----- LISTE AFFICHÉE

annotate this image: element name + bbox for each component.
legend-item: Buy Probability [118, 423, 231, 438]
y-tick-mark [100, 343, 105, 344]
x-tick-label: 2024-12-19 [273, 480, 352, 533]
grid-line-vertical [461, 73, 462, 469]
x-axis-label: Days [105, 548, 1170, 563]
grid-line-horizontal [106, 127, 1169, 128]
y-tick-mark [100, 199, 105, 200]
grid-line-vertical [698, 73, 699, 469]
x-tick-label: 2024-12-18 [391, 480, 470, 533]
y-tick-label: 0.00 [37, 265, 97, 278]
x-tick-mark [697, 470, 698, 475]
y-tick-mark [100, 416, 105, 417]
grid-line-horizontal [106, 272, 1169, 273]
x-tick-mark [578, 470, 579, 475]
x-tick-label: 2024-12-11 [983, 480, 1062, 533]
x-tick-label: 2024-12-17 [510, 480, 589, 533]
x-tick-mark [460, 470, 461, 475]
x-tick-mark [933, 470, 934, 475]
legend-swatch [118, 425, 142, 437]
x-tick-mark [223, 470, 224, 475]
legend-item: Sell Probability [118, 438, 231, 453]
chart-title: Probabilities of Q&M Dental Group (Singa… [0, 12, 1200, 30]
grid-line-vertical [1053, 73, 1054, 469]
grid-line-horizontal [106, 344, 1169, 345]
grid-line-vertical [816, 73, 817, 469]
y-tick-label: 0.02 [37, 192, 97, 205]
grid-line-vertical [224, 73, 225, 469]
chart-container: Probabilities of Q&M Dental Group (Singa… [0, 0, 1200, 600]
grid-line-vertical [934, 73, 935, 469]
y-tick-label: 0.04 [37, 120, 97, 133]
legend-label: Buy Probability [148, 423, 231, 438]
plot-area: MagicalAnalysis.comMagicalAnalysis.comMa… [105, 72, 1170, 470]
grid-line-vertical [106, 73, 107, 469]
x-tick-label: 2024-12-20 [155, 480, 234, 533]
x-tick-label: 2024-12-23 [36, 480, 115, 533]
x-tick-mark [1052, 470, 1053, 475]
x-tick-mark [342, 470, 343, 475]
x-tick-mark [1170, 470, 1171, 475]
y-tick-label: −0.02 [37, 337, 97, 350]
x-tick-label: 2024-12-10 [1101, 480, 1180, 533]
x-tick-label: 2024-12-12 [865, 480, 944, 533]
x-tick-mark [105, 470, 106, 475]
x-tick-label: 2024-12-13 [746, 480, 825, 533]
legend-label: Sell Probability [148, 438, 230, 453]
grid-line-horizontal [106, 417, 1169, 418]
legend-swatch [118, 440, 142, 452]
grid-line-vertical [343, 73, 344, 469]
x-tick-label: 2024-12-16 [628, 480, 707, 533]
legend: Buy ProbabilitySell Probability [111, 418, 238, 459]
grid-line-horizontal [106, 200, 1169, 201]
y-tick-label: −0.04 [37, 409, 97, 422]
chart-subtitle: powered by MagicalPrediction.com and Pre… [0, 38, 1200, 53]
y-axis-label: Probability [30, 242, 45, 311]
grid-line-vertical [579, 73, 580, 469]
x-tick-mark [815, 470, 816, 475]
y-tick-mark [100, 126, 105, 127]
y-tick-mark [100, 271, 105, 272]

----------

**CONSIGNE**
Recopiez la liste depuis son début jusqu'à la ligne contenant "x-tick-mark [105, 470, 106, 475]" incluse, en remplaçant "grid-line-vertical" par "vertical-gridline" partout et sans rien modifier d'autre, s'il vous plaît.

**RÉSULTAT ATTENDU**
annotate this image: element name + bbox for each component.
legend-item: Buy Probability [118, 423, 231, 438]
y-tick-mark [100, 343, 105, 344]
x-tick-label: 2024-12-19 [273, 480, 352, 533]
vertical-gridline [461, 73, 462, 469]
x-axis-label: Days [105, 548, 1170, 563]
grid-line-horizontal [106, 127, 1169, 128]
y-tick-mark [100, 199, 105, 200]
vertical-gridline [698, 73, 699, 469]
x-tick-label: 2024-12-18 [391, 480, 470, 533]
y-tick-label: 0.00 [37, 265, 97, 278]
x-tick-mark [697, 470, 698, 475]
y-tick-mark [100, 416, 105, 417]
grid-line-horizontal [106, 272, 1169, 273]
x-tick-mark [578, 470, 579, 475]
x-tick-label: 2024-12-11 [983, 480, 1062, 533]
x-tick-label: 2024-12-17 [510, 480, 589, 533]
x-tick-mark [460, 470, 461, 475]
x-tick-mark [933, 470, 934, 475]
legend-swatch [118, 425, 142, 437]
x-tick-mark [223, 470, 224, 475]
legend-item: Sell Probability [118, 438, 231, 453]
chart-title: Probabilities of Q&M Dental Group (Singa… [0, 12, 1200, 30]
vertical-gridline [1053, 73, 1054, 469]
grid-line-horizontal [106, 344, 1169, 345]
vertical-gridline [816, 73, 817, 469]
y-tick-label: 0.02 [37, 192, 97, 205]
vertical-gridline [224, 73, 225, 469]
chart-container: Probabilities of Q&M Dental Group (Singa… [0, 0, 1200, 600]
vertical-gridline [934, 73, 935, 469]
y-tick-label: 0.04 [37, 120, 97, 133]
legend-label: Buy Probability [148, 423, 231, 438]
plot-area: MagicalAnalysis.comMagicalAnalysis.comMa… [105, 72, 1170, 470]
vertical-gridline [106, 73, 107, 469]
x-tick-label: 2024-12-20 [155, 480, 234, 533]
x-tick-label: 2024-12-23 [36, 480, 115, 533]
x-tick-mark [1052, 470, 1053, 475]
x-tick-mark [342, 470, 343, 475]
x-tick-mark [1170, 470, 1171, 475]
y-tick-label: −0.02 [37, 337, 97, 350]
x-tick-label: 2024-12-10 [1101, 480, 1180, 533]
x-tick-label: 2024-12-12 [865, 480, 944, 533]
x-tick-mark [105, 470, 106, 475]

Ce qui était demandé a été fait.